#### WHAT THIS TASK INVOLVES:
Go through the records and give each one again exactly, omitting the images.

#### Records from a data collection:
+===+

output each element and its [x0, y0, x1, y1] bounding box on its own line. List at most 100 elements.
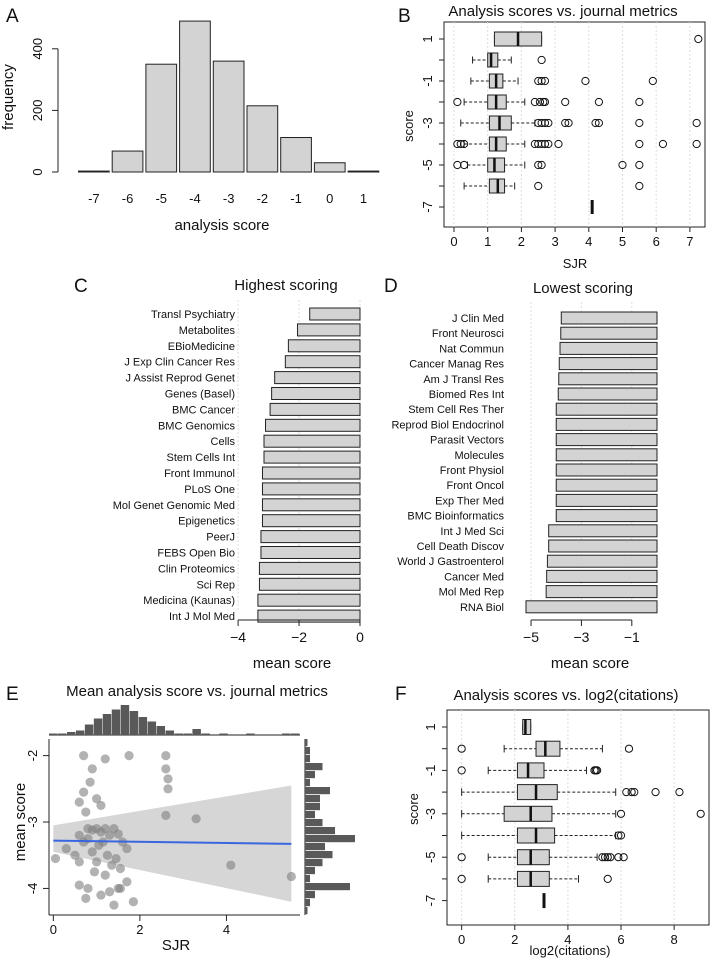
journal-bar: [261, 514, 361, 528]
journal-label: J Clin Med: [452, 313, 504, 325]
scatter-point: [92, 857, 102, 867]
x-tick-label: -6: [122, 191, 134, 206]
journal-label: Epigenetics: [178, 516, 235, 528]
x-tick-label: 2: [511, 932, 518, 947]
box-outlier: [460, 160, 469, 170]
journal-bar: [269, 402, 361, 416]
right-hist-bar: [305, 755, 310, 763]
right-hist-bar: [305, 907, 308, 915]
box-outlier: [537, 55, 546, 65]
box-outlier: [651, 788, 660, 797]
box-outlier: [627, 788, 636, 797]
box-outlier: [457, 874, 466, 884]
scatter-point: [115, 883, 126, 894]
journal-label: Mol Med Rep: [439, 587, 504, 599]
journal-bar: [260, 530, 361, 544]
right-hist-bar: [305, 827, 335, 835]
top-hist-bar: [75, 730, 85, 735]
box-iqr: [516, 870, 550, 887]
x-tick-label: 2: [136, 922, 143, 937]
box-outlier: [457, 744, 466, 753]
journal-label: Cells: [211, 436, 236, 448]
journal-bar: [546, 569, 658, 583]
y-tick-label: 1: [420, 35, 435, 42]
scatter-point: [85, 777, 95, 787]
scatter-point: [61, 843, 71, 854]
scatter-point: [163, 774, 173, 784]
box-outlier: [537, 76, 546, 86]
journal-bar: [548, 524, 658, 538]
journal-label: BMC Genomics: [158, 420, 236, 432]
scatter-point: [111, 853, 121, 864]
y-tick-label: -3: [423, 808, 438, 820]
scatter-point: [100, 870, 110, 880]
top-hist-bar: [129, 711, 139, 735]
scatter-point: [113, 829, 123, 839]
scatter-point: [100, 754, 110, 764]
box-outlier: [624, 744, 634, 753]
journal-bar: [261, 498, 361, 512]
box-iqr: [488, 136, 507, 152]
scatter-point: [87, 764, 97, 774]
top-hist-bar: [174, 733, 183, 735]
journal-bar: [548, 539, 658, 553]
right-hist-bar: [305, 843, 325, 851]
top-hist-bar: [282, 733, 291, 735]
panel-b-xlabel: SJR: [563, 256, 588, 271]
panel-label-d: D: [384, 276, 398, 297]
box-outlier: [616, 809, 626, 818]
journal-bar: [545, 585, 658, 599]
box-outlier: [544, 118, 553, 128]
box-iqr: [516, 762, 545, 779]
journal-label: Medicina (Kaunas): [143, 595, 235, 607]
scatter-point: [286, 871, 296, 882]
scatter-point: [74, 797, 84, 807]
scatter-point: [50, 853, 61, 864]
x-tick-label: -1: [290, 191, 302, 206]
top-hist-bar: [66, 732, 76, 735]
panel-b-title: Analysis scores vs. journal metrics: [448, 3, 677, 20]
x-tick-label: 4: [564, 932, 571, 947]
box-outlier: [635, 181, 644, 191]
panel-f-title: Analysis scores vs. log2(citations): [453, 687, 678, 704]
scatter-point: [81, 893, 91, 903]
journal-bar: [258, 561, 361, 575]
box-outlier: [540, 97, 550, 107]
right-hist-bar: [305, 779, 310, 787]
confidence-band: [53, 785, 292, 902]
scatter-point: [81, 807, 91, 817]
x-tick-label: 0: [50, 922, 57, 937]
scatter-point: [70, 850, 80, 860]
y-tick-label: -3: [420, 117, 435, 129]
journal-bar: [525, 600, 658, 614]
scatter-point: [115, 863, 126, 874]
histogram-bar: [347, 170, 380, 173]
journal-bar: [258, 577, 361, 591]
box-outlier: [456, 139, 465, 149]
right-hist-bar: [305, 803, 320, 811]
box-outlier: [561, 97, 570, 107]
box-outlier: [457, 853, 466, 862]
box-outlier: [460, 139, 469, 149]
journal-bar: [559, 341, 658, 355]
x-tick-label: -3: [223, 191, 235, 206]
journal-label: Parasit Vectors: [430, 435, 504, 447]
scatter-point: [163, 784, 173, 794]
box-outlier: [453, 97, 462, 107]
scatter-point: [92, 794, 102, 804]
box-outlier: [696, 809, 705, 818]
panel-b-ylabel: score: [401, 110, 416, 142]
journal-label: RNA Biol: [460, 602, 504, 614]
journal-bar: [261, 482, 361, 496]
box-outlier: [540, 139, 550, 149]
panel-c-title: Highest scoring: [234, 277, 337, 294]
journal-label: Transl Psychiatry: [151, 309, 235, 321]
journal-bar: [555, 478, 658, 492]
journal-label: Front Neurosci: [432, 328, 504, 340]
top-hist-bar: [183, 733, 192, 735]
box-outlier: [594, 97, 604, 107]
x-tick-label: 0: [450, 234, 457, 249]
right-hist-bar: [305, 891, 315, 899]
journal-label: Mol Genet Genomic Med: [113, 500, 235, 512]
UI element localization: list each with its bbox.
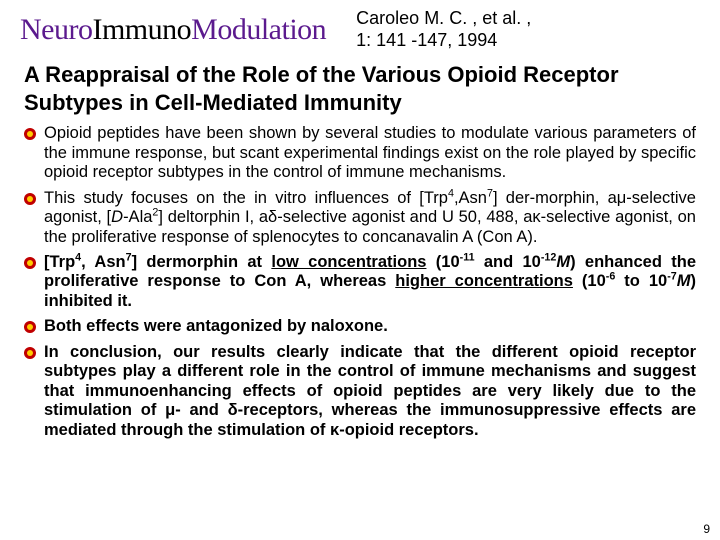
bullet-icon	[24, 128, 36, 140]
bullet-icon	[24, 257, 36, 269]
bullet-icon	[24, 347, 36, 359]
bullet-item: Opioid peptides have been shown by sever…	[24, 124, 696, 182]
bullet-item: [Trp4, Asn7] dermorphin at low concentra…	[24, 253, 696, 311]
bullet-item: In conclusion, our results clearly indic…	[24, 343, 696, 440]
logo-modulation: Modulation	[191, 13, 326, 46]
citation-authors: Caroleo M. C. , et al. ,	[356, 8, 531, 30]
bullet-item: This study focuses on the in vitro influ…	[24, 189, 696, 247]
citation-ref: 1: 141 -147, 1994	[356, 30, 531, 52]
slide-title: A Reappraisal of the Role of the Various…	[0, 55, 720, 124]
bullet-text: Both effects were antagonized by naloxon…	[44, 317, 696, 336]
bullet-text: This study focuses on the in vitro influ…	[44, 189, 696, 247]
bullet-text: In conclusion, our results clearly indic…	[44, 343, 696, 440]
bullet-text: Opioid peptides have been shown by sever…	[44, 124, 696, 182]
bullet-item: Both effects were antagonized by naloxon…	[24, 317, 696, 336]
logo-immuno: Immuno	[92, 13, 191, 46]
bullet-icon	[24, 321, 36, 333]
logo-neuro: Neuro	[20, 13, 92, 46]
journal-logo: NeuroImmunoModulation	[20, 13, 326, 47]
page-number: 9	[703, 522, 710, 536]
bullet-text: [Trp4, Asn7] dermorphin at low concentra…	[44, 253, 696, 311]
citation: Caroleo M. C. , et al. , 1: 141 -147, 19…	[356, 8, 531, 51]
bullet-icon	[24, 193, 36, 205]
body: Opioid peptides have been shown by sever…	[0, 124, 720, 440]
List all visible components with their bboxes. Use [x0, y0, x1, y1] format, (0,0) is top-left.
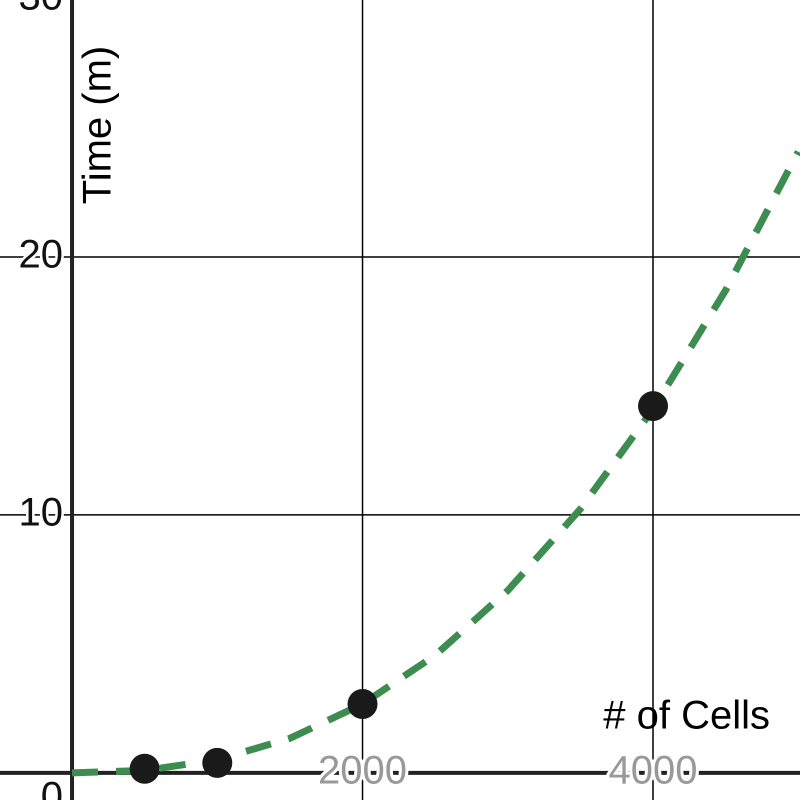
y-tick-label: 10: [19, 490, 64, 534]
x-tick-label: 2000: [318, 748, 407, 792]
y-tick-label: 20: [19, 233, 64, 277]
x-tick-label: 4000: [609, 748, 698, 792]
data-point: [202, 747, 233, 778]
data-point: [129, 753, 160, 784]
labels: 2000 4000 0 10 20 30 # of Cells Time (m): [16, 0, 770, 800]
marks: [71, 150, 800, 784]
y-tick-label: 30: [19, 0, 64, 19]
data-point: [638, 391, 669, 422]
y-axis-label: Time (m): [76, 46, 120, 204]
data-point: [347, 689, 378, 720]
y-tick-label: 0: [41, 774, 63, 800]
fit-curve: [71, 150, 800, 777]
x-axis-label: # of Cells: [603, 694, 770, 738]
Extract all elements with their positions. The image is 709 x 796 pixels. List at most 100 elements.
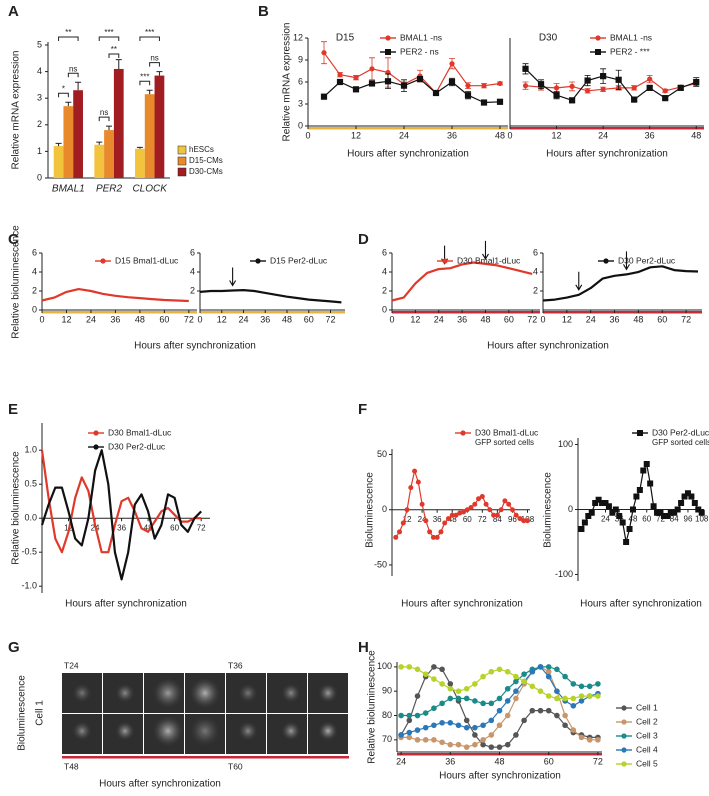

+===+

#### SOLUTION:
output each element and its [x0, y0, x1, y1] bounding box on its own line. List at most 100 elements.
journal-bar: [261, 514, 361, 528]
journal-label: J Clin Med: [452, 313, 504, 325]
scatter-point: [92, 857, 102, 867]
x-tick-label: -6: [122, 191, 134, 206]
journal-label: Epigenetics: [178, 516, 235, 528]
x-tick-label: 2: [511, 932, 518, 947]
box-outlier: [460, 160, 469, 170]
journal-bar: [269, 402, 361, 416]
right-hist-bar: [305, 755, 310, 763]
right-hist-bar: [305, 907, 308, 915]
box-outlier: [537, 55, 546, 65]
box-outlier: [651, 788, 660, 797]
box-outlier: [627, 788, 636, 797]
box-outlier: [457, 874, 466, 884]
scatter-point: [115, 883, 126, 894]
journal-label: Mol Med Rep: [439, 587, 504, 599]
journal-bar: [260, 530, 361, 544]
right-hist-bar: [305, 827, 335, 835]
top-hist-bar: [75, 730, 85, 735]
box-iqr: [516, 870, 550, 887]
x-tick-label: 2: [136, 922, 143, 937]
box-outlier: [457, 744, 466, 753]
journal-label: Cells: [211, 436, 236, 448]
journal-bar: [546, 569, 658, 583]
y-tick-label: 1: [420, 35, 435, 42]
scatter-point: [85, 777, 95, 787]
scatter-point: [61, 843, 71, 854]
scatter-point: [163, 774, 173, 784]
box-outlier: [537, 76, 546, 86]
journal-bar: [548, 524, 658, 538]
journal-label: BMC Genomics: [158, 420, 236, 432]
scatter-point: [111, 853, 121, 864]
y-tick-label: -3: [423, 808, 438, 820]
scatter-point: [100, 870, 110, 880]
top-hist-bar: [129, 711, 139, 735]
scatter-point: [113, 829, 123, 839]
scatter-point: [100, 754, 110, 764]
box-outlier: [624, 744, 634, 753]
journal-bar: [261, 498, 361, 512]
box-iqr: [488, 136, 507, 152]
scatter-point: [87, 764, 97, 774]
top-hist-bar: [174, 733, 183, 735]
journal-bar: [548, 539, 658, 553]
right-hist-bar: [305, 843, 325, 851]
top-hist-bar: [282, 733, 291, 735]
panel-b-xlabel: SJR: [563, 256, 588, 271]
panel-label-d: D: [384, 276, 398, 297]
box-outlier: [616, 809, 626, 818]
journal-bar: [545, 585, 658, 599]
box-outlier: [544, 118, 553, 128]
box-iqr: [516, 762, 545, 779]
journal-label: Medicina (Kaunas): [143, 595, 235, 607]
scatter-point: [286, 871, 296, 882]
scatter-point: [74, 797, 84, 807]
scatter-point: [50, 853, 61, 864]
x-tick-label: -1: [290, 191, 302, 206]
top-hist-bar: [66, 732, 76, 735]
panel-b-title: Analysis scores vs. journal metrics: [448, 3, 677, 20]
x-tick-label: 4: [564, 932, 571, 947]
box-outlier: [635, 181, 644, 191]
panel-f-title: Analysis scores vs. log2(citations): [453, 687, 678, 704]
scatter-point: [81, 893, 91, 903]
journal-bar: [258, 561, 361, 575]
box-outlier: [540, 97, 550, 107]
right-hist-bar: [305, 779, 310, 787]
confidence-band: [53, 785, 292, 902]
scatter-point: [81, 807, 91, 817]
x-tick-label: 0: [50, 922, 57, 937]
scatter-point: [70, 850, 80, 860]
y-tick-label: -3: [420, 117, 435, 129]
journal-bar: [525, 600, 658, 614]
scatter-point: [115, 863, 126, 874]
histogram-bar: [347, 170, 380, 173]
journal-bar: [258, 577, 361, 591]
box-outlier: [456, 139, 465, 149]
right-hist-bar: [305, 803, 320, 811]
box-outlier: [561, 97, 570, 107]
box-outlier: [457, 853, 466, 862]
box-outlier: [460, 139, 469, 149]
journal-bar: [559, 341, 658, 355]
x-tick-label: -3: [223, 191, 235, 206]
journal-label: Parasit Vectors: [430, 435, 504, 447]
scatter-point: [163, 784, 173, 794]
box-outlier: [453, 97, 462, 107]
scatter-point: [92, 794, 102, 804]
box-outlier: [696, 809, 705, 818]
panel-b-ylabel: score: [401, 110, 416, 142]
journal-label: RNA Biol: [460, 602, 504, 614]
journal-bar: [261, 482, 361, 496]
box-outlier: [540, 139, 550, 149]
panel-c-title: Highest scoring: [234, 277, 337, 294]
journal-label: Transl Psychiatry: [151, 309, 235, 321]
journal-bar: [555, 478, 658, 492]
journal-label: Front Neurosci: [432, 328, 504, 340]
top-hist-bar: [183, 733, 192, 735]
box-outlier: [594, 97, 604, 107]
x-tick-label: 0: [450, 234, 457, 249]
right-hist-bar: [305, 891, 315, 899]
journal-label: Mol Genet Genomic Med: [113, 500, 235, 512]
UI element localization: list each with its bbox.
bullet-icon	[24, 128, 36, 140]
bullet-icon	[24, 257, 36, 269]
bullet-icon	[24, 347, 36, 359]
bullet-item: Opioid peptides have been shown by sever…	[24, 124, 696, 182]
bullet-item: [Trp4, Asn7] dermorphin at low concentra…	[24, 253, 696, 311]
bullet-item: In conclusion, our results clearly indic…	[24, 343, 696, 440]
logo-modulation: Modulation	[191, 13, 326, 46]
citation-authors: Caroleo M. C. , et al. ,	[356, 8, 531, 30]
bullet-item: This study focuses on the in vitro influ…	[24, 189, 696, 247]
citation-ref: 1: 141 -147, 1994	[356, 30, 531, 52]
slide-title: A Reappraisal of the Role of the Various…	[0, 55, 720, 124]
bullet-text: Both effects were antagonized by naloxon…	[44, 317, 696, 336]
bullet-text: This study focuses on the in vitro influ…	[44, 189, 696, 247]
bullet-text: In conclusion, our results clearly indic…	[44, 343, 696, 440]
bullet-text: Opioid peptides have been shown by sever…	[44, 124, 696, 182]
bullet-item: Both effects were antagonized by naloxon…	[24, 317, 696, 336]
logo-immuno: Immuno	[92, 13, 191, 46]
bullet-icon	[24, 321, 36, 333]
logo-neuro: Neuro	[20, 13, 92, 46]
journal-logo: NeuroImmunoModulation	[20, 13, 326, 47]
page-number: 9	[703, 522, 710, 536]
bullet-text: [Trp4, Asn7] dermorphin at low concentra…	[44, 253, 696, 311]
citation: Caroleo M. C. , et al. , 1: 141 -147, 19…	[356, 8, 531, 51]
bullet-icon	[24, 193, 36, 205]
body: Opioid peptides have been shown by sever…	[0, 124, 720, 440]
List all visible components with their bboxes. Use [x0, y0, x1, y1] format, (0,0) is top-left.
y-tick-label: 10: [19, 490, 64, 534]
x-tick-label: 2000: [318, 748, 407, 792]
y-tick-label: 20: [19, 233, 64, 277]
x-tick-label: 4000: [609, 748, 698, 792]
data-point: [202, 747, 233, 778]
data-point: [129, 753, 160, 784]
labels: 2000 4000 0 10 20 30 # of Cells Time (m): [16, 0, 770, 800]
marks: [71, 150, 800, 784]
y-tick-label: 30: [19, 0, 64, 19]
data-point: [638, 391, 669, 422]
y-axis-label: Time (m): [76, 46, 120, 204]
data-point: [347, 689, 378, 720]
y-tick-label: 0: [41, 774, 63, 800]
fit-curve: [71, 150, 800, 777]
x-axis-label: # of Cells: [603, 694, 770, 738]
Extract all elements with their positions. The image is 709 x 796 pixels. List at most 100 elements.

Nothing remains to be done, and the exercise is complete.